- Your objective
Transcribe the records that follow, preserving every word.

===== Listing =====

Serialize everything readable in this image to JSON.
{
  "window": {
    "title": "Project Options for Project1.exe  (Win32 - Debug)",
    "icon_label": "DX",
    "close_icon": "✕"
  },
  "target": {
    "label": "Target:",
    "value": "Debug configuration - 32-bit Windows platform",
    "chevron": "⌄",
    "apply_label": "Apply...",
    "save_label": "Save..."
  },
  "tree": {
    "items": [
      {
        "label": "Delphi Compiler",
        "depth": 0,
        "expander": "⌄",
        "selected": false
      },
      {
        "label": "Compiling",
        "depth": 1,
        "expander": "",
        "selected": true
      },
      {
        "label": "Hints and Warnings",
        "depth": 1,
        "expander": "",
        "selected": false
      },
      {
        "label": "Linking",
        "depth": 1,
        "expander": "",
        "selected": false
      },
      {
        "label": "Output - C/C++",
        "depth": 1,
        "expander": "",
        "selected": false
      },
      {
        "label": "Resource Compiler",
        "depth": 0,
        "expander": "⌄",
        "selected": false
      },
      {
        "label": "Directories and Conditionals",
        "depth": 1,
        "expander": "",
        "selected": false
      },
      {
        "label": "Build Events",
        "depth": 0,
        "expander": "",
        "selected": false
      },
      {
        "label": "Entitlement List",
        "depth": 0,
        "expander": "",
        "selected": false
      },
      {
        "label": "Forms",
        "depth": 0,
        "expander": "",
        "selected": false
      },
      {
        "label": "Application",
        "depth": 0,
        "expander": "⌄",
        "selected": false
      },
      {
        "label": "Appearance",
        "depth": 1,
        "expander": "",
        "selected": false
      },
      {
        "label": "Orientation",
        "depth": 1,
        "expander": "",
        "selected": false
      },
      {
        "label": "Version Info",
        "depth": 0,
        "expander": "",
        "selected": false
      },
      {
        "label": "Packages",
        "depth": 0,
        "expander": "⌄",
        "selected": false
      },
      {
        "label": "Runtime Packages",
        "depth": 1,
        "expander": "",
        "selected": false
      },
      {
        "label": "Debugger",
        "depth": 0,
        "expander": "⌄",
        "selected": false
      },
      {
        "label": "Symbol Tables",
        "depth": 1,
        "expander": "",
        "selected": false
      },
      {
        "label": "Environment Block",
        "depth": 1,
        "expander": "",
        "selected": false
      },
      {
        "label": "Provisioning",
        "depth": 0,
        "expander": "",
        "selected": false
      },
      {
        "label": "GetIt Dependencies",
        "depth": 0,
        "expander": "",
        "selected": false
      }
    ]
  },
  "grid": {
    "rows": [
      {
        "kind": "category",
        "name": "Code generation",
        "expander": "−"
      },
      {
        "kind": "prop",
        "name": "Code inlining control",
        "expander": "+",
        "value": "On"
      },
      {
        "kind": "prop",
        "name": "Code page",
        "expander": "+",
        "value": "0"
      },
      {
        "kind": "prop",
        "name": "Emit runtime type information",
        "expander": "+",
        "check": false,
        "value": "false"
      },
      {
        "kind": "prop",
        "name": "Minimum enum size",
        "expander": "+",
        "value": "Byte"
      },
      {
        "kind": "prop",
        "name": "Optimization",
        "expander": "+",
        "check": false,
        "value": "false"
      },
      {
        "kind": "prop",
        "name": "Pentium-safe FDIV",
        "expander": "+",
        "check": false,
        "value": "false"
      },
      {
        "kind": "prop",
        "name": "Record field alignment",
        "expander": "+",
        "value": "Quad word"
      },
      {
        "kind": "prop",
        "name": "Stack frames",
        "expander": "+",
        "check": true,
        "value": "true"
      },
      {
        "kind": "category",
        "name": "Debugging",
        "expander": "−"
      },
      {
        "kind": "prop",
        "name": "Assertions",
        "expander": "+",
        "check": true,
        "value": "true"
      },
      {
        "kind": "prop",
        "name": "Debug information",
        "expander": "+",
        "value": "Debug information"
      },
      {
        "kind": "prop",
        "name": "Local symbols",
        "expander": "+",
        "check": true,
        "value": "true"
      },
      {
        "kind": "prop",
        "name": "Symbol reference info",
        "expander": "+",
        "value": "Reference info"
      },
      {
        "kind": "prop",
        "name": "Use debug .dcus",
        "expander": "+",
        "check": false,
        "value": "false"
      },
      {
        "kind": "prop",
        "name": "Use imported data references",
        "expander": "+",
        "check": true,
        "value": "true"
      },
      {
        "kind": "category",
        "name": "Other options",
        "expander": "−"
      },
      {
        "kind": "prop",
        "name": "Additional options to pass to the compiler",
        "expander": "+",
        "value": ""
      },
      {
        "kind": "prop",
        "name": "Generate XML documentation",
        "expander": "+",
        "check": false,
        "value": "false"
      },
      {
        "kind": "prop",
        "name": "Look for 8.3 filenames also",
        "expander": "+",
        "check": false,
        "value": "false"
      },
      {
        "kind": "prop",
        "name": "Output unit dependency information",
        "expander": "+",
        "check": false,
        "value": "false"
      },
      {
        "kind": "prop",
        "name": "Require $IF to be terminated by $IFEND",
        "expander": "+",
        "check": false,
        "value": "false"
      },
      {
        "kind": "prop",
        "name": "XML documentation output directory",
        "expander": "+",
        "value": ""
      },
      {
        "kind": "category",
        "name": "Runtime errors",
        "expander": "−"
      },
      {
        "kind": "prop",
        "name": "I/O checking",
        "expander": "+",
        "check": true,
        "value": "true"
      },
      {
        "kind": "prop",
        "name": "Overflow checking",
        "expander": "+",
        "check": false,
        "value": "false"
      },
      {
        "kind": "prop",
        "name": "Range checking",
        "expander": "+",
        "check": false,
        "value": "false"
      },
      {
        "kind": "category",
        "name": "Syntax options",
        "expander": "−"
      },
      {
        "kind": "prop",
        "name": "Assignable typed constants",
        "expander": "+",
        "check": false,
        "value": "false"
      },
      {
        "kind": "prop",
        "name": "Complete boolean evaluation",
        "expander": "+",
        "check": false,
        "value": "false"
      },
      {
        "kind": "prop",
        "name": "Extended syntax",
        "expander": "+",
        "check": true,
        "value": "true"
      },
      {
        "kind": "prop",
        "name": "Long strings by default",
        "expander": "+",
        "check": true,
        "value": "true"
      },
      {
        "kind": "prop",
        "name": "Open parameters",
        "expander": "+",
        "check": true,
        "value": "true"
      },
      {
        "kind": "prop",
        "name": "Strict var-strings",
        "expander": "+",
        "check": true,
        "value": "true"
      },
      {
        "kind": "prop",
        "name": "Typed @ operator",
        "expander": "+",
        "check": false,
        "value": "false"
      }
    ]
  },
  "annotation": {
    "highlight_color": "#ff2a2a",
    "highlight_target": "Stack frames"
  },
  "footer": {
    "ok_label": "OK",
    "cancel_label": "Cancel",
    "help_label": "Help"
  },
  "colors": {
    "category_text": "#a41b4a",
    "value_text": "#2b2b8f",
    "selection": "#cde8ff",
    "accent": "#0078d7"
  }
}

=====

- Response
Serialize everything readable in this image to JSON.
{
  "window": {
    "title": "Project Options for Project1.exe  (Win32 - Debug)",
    "icon_label": "DX",
    "close_icon": "✕"
  },
  "target": {
    "label": "Target:",
    "value": "Debug configuration - 32-bit Windows platform",
    "chevron": "⌄",
    "apply_label": "Apply...",
    "save_label": "Save..."
  },
  "tree": {
    "items": [
      {
        "label": "Delphi Compiler",
        "depth": 0,
        "expander": "⌄",
        "selected": false
      },
      {
        "label": "Compiling",
        "depth": 1,
        "expander": "",
        "selected": true
      },
      {
        "label": "Hints and Warnings",
        "depth": 1,
        "expander": "",
        "selected": false
      },
      {
        "label": "Linking",
        "depth": 1,
        "expander": "",
        "selected": false
      },
      {
        "label": "Output - C/C++",
        "depth": 1,
        "expander": "",
        "selected": false
      },
      {
        "label": "Resource Compiler",
        "depth": 0,
        "expander": "⌄",
        "selected": false
      },
      {
        "label": "Directories and Conditionals",
        "depth": 1,
        "expander": "",
        "selected": false
      },
      {
        "label": "Build Events",
        "depth": 0,
        "expander": "",
        "selected": false
      },
      {
        "label": "Entitlement List",
        "depth": 0,
        "expander": "",
        "selected": false
      },
      {
        "label": "Forms",
        "depth": 0,
        "expander": "",
        "selected": false
      },
      {
        "label": "Application",
        "depth": 0,
        "expander": "⌄",
        "selected": false
      },
      {
        "label": "Appearance",
        "depth": 1,
        "expander": "",
        "selected": false
      },
      {
        "label": "Orientation",
        "depth": 1,
        "expander": "",
        "selected": false
      },
      {
        "label": "Version Info",
        "depth": 0,
        "expander": "",
        "selected": false
      },
      {
        "label": "Packages",
        "depth": 0,
        "expander": "⌄",
        "selected": false
      },
      {
        "label": "Runtime Packages",
        "depth": 1,
        "expander": "",
        "selected": false
      },
      {
        "label": "Debugger",
        "depth": 0,
        "expander": "⌄",
        "selected": false
      },
      {
        "label": "Symbol Tables",
        "depth": 1,
        "expander": "",
        "selected": false
      },
      {
        "label": "Environment Block",
        "depth": 1,
        "expander": "",
        "selected": false
      },
      {
        "label": "Provisioning",
        "depth": 0,
        "expander": "",
        "selected": false
      },
      {
        "label": "GetIt Dependencies",
        "depth": 0,
        "expander": "",
        "selected": false
      }
    ]
  },
  "grid": {
    "rows": [
      {
        "kind": "category",
        "name": "Code generation",
        "expander": "−"
      },
      {
        "kind": "prop",
        "name": "Code inlining control",
        "expander": "+",
        "value": "On"
      },
      {
        "kind": "prop",
        "name": "Code page",
        "expander": "+",
        "value": "0"
      },
      {
        "kind": "prop",
        "name": "Emit runtime type information",
        "expander": "+",
        "check": false,
        "value": "false"
      },
      {
        "kind": "prop",
        "name": "Minimum enum size",
        "expander": "+",
        "value": "Byte"
      },
      {
        "kind": "prop",
        "name": "Optimization",
        "expander": "+",
        "check": false,
        "value": "false"
      },
      {
        "kind": "prop",
        "name": "Pentium-safe FDIV",
        "expander": "+",
        "check": false,
        "value": "false"
      },
      {
        "kind": "prop",
        "name": "Record field alignment",
        "expander": "+",
        "value": "Quad word"
      },
      {
        "kind": "prop",
        "name": "Stack frames",
        "expander": "+",
        "check": true,
        "value": "true"
      },
      {
        "kind": "category",
        "name": "Debugging",
        "expander": "−"
      },
      {
        "kind": "prop",
        "name": "Assertions",
        "expander": "+",
        "check": true,
        "value": "true"
      },
      {
        "kind": "prop",
        "name": "Debug information",
        "expander": "+",
        "value": "Debug information"
      },
      {
        "kind": "prop",
        "name": "Local symbols",
        "expander": "+",
        "check": true,
        "value": "true"
      },
      {
        "kind": "prop",
        "name": "Symbol reference info",
        "expander": "+",
        "value": "Reference info"
      },
      {
        "kind": "prop",
        "name": "Use debug .dcus",
        "expander": "+",
        "check": false,
        "value": "false"
      },
      {
        "kind": "prop",
        "name": "Use imported data references",
        "expander": "+",
        "check": true,
        "value": "true"
      },
      {
        "kind": "category",
        "name": "Other options",
        "expander": "−"
      },
      {
        "kind": "prop",
        "name": "Additional options to pass to the compiler",
        "expander": "+",
        "value": ""
      },
      {
        "kind": "prop",
        "name": "Generate XML documentation",
        "expander": "+",
        "check": false,
        "value": "false"
      },
      {
        "kind": "prop",
        "name": "Look for 8.3 filenames also",
        "expander": "+",
        "check": false,
        "value": "false"
      },
      {
        "kind": "prop",
        "name": "Output unit dependency information",
        "expander": "+",
        "check": false,
        "value": "false"
      },
      {
        "kind": "prop",
        "name": "Require $IF to be terminated by $IFEND",
        "expander": "+",
        "check": false,
        "value": "false"
      },
      {
        "kind": "prop",
        "name": "XML documentation output directory",
        "expander": "+",
        "value": ""
      },
      {
        "kind": "category",
        "name": "Runtime errors",
        "expander": "−"
      },
      {
        "kind": "prop",
        "name": "I/O checking",
        "expander": "+",
        "check": true,
        "value": "true"
      },
      {
        "kind": "prop",
        "name": "Overflow checking",
        "expander": "+",
        "check": false,
        "value": "false"
      },
      {
        "kind": "prop",
        "name": "Range checking",
        "expander": "+",
        "check": false,
        "value": "false"
      },
      {
        "kind": "category",
        "name": "Syntax options",
        "expander": "−"
      },
      {
        "kind": "prop",
        "name": "Assignable typed constants",
        "expander": "+",
        "check": false,
        "value": "false"
      },
      {
        "kind": "prop",
        "name": "Complete boolean evaluation",
        "expander": "+",
        "check": false,
        "value": "false"
      },
      {
        "kind": "prop",
        "name": "Extended syntax",
        "expander": "+",
        "check": true,
        "value": "true"
      },
      {
        "kind": "prop",
        "name": "Long strings by default",
        "expander": "+",
        "check": true,
        "value": "true"
      },
      {
        "kind": "prop",
        "name": "Open parameters",
        "expander": "+",
        "check": true,
        "value": "true"
      },
      {
        "kind": "prop",
        "name": "Strict var-strings",
        "expander": "+",
        "check": true,
        "value": "true"
      },
      {
        "kind": "prop",
        "name": "Typed @ operator",
        "expander": "+",
        "check": false,
        "value": "false"
      }
    ]
  },
  "annotation": {
    "highlight_color": "#ff2a2a",
    "highlight_target": "Stack frames"
  },
  "footer": {
    "ok_label": "OK",
    "cancel_label": "Cancel",
    "help_label": "Help"
  },
  "colors": {
    "category_text": "#a41b4a",
    "value_text": "#2b2b8f",
    "selection": "#cde8ff",
    "accent": "#0078d7"
  }
}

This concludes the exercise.